**Task prompt**.
Copy out every line that contains "selecciona".

Stored items from a collection
>> Begin

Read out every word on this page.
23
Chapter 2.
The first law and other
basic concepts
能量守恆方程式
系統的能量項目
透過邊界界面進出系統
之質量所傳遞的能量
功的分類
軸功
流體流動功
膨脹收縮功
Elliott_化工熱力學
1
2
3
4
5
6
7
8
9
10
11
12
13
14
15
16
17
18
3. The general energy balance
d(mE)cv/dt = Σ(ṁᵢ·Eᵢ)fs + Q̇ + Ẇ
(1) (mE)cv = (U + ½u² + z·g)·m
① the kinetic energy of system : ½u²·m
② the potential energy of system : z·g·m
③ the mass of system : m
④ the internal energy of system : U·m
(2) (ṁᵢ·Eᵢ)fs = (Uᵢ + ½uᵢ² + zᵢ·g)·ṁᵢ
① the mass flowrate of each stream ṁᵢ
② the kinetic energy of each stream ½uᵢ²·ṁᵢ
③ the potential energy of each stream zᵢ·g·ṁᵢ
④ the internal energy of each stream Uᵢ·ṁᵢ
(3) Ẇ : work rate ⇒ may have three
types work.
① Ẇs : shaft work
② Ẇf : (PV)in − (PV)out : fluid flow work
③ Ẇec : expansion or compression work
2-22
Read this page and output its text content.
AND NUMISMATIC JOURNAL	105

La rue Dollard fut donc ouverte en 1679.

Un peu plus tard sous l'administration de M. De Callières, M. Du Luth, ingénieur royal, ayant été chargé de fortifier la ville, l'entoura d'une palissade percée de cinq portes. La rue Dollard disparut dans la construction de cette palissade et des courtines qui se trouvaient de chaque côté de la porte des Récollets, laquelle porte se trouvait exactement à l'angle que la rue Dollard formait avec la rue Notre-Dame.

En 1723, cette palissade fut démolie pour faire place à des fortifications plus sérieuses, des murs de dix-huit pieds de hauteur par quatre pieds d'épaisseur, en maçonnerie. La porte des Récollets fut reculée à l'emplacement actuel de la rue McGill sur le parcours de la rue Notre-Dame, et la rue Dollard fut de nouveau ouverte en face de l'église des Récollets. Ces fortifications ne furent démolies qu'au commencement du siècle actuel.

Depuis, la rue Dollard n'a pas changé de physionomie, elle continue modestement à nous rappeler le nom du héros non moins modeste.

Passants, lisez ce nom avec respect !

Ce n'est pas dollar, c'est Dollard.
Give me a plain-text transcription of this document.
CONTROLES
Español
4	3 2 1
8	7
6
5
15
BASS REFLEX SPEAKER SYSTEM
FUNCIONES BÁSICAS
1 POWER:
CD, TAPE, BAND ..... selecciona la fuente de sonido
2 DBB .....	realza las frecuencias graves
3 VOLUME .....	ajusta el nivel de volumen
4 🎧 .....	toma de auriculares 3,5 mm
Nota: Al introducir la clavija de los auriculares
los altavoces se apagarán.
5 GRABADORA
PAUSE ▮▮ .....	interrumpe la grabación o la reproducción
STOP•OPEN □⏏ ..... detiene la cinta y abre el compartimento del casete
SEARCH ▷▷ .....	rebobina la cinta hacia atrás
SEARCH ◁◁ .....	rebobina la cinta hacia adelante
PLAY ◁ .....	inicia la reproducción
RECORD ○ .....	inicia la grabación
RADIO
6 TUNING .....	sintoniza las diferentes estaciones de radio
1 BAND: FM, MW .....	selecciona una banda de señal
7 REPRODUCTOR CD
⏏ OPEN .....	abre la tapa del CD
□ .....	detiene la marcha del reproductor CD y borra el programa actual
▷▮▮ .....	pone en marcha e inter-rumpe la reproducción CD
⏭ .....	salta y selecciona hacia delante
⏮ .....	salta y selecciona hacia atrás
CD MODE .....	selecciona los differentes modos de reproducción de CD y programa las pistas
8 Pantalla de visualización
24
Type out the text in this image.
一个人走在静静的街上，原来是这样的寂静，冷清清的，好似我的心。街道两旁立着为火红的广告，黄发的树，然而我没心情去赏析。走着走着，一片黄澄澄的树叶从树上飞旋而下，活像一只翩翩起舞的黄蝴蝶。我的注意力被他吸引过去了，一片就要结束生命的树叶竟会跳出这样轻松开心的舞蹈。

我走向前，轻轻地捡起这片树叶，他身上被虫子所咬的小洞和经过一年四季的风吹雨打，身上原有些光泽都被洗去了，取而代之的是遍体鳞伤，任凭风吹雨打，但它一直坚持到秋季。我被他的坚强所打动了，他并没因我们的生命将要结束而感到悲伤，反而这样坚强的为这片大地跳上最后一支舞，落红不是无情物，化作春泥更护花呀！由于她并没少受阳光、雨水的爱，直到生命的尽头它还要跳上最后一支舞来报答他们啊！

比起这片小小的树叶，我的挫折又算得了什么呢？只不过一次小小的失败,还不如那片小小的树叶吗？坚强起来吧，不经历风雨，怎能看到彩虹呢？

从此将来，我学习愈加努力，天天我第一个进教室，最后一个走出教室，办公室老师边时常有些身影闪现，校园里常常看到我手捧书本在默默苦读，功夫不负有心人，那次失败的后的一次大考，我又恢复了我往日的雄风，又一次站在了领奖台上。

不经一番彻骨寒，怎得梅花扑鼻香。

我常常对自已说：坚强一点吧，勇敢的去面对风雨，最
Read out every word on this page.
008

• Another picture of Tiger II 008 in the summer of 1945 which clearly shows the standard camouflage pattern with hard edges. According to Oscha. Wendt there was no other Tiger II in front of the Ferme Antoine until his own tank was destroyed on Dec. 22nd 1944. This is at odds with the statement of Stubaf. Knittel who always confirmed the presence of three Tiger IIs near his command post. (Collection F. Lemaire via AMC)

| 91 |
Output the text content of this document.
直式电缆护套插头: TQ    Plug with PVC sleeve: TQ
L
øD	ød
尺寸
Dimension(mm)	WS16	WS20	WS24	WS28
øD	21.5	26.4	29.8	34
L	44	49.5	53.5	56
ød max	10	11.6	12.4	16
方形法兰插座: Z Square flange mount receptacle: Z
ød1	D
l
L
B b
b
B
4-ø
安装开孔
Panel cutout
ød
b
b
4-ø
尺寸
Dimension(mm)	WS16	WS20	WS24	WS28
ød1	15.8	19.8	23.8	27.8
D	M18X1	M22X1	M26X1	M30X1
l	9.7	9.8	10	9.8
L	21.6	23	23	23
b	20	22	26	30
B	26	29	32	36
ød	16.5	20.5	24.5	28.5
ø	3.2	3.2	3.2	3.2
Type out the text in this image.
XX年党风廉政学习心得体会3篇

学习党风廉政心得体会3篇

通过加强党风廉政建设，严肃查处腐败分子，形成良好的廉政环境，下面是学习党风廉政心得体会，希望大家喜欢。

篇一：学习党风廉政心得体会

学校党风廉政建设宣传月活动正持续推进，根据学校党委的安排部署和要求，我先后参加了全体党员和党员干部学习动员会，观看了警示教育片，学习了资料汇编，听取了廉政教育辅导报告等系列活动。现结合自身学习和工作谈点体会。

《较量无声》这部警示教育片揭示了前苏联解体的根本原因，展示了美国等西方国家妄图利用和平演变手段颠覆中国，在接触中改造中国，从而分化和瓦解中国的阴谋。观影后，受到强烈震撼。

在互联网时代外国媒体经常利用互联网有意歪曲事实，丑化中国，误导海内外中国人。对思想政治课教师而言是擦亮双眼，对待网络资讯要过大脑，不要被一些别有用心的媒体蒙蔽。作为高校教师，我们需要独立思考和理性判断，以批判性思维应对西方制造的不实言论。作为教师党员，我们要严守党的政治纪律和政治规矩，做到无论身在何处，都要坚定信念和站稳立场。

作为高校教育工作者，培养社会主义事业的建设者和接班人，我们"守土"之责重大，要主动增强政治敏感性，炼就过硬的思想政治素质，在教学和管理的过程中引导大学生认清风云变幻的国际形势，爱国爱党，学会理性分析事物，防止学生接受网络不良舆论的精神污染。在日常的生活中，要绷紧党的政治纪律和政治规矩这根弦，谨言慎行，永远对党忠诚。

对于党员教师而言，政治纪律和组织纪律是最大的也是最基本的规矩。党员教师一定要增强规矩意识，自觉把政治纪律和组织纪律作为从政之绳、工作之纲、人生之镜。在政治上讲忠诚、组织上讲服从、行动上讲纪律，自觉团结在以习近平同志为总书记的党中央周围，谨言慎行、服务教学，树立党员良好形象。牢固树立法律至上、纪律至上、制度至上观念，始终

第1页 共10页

>> End

**Written reply**.
CD, TAPE, BAND ..... selecciona la fuente de sonido
1 BAND: FM, MW .....	selecciona una banda de señal
⏭ .....	salta y selecciona hacia delante
⏮ .....	salta y selecciona hacia atrás
CD MODE .....	selecciona los differentes modos de reproducción de CD y programa las pistas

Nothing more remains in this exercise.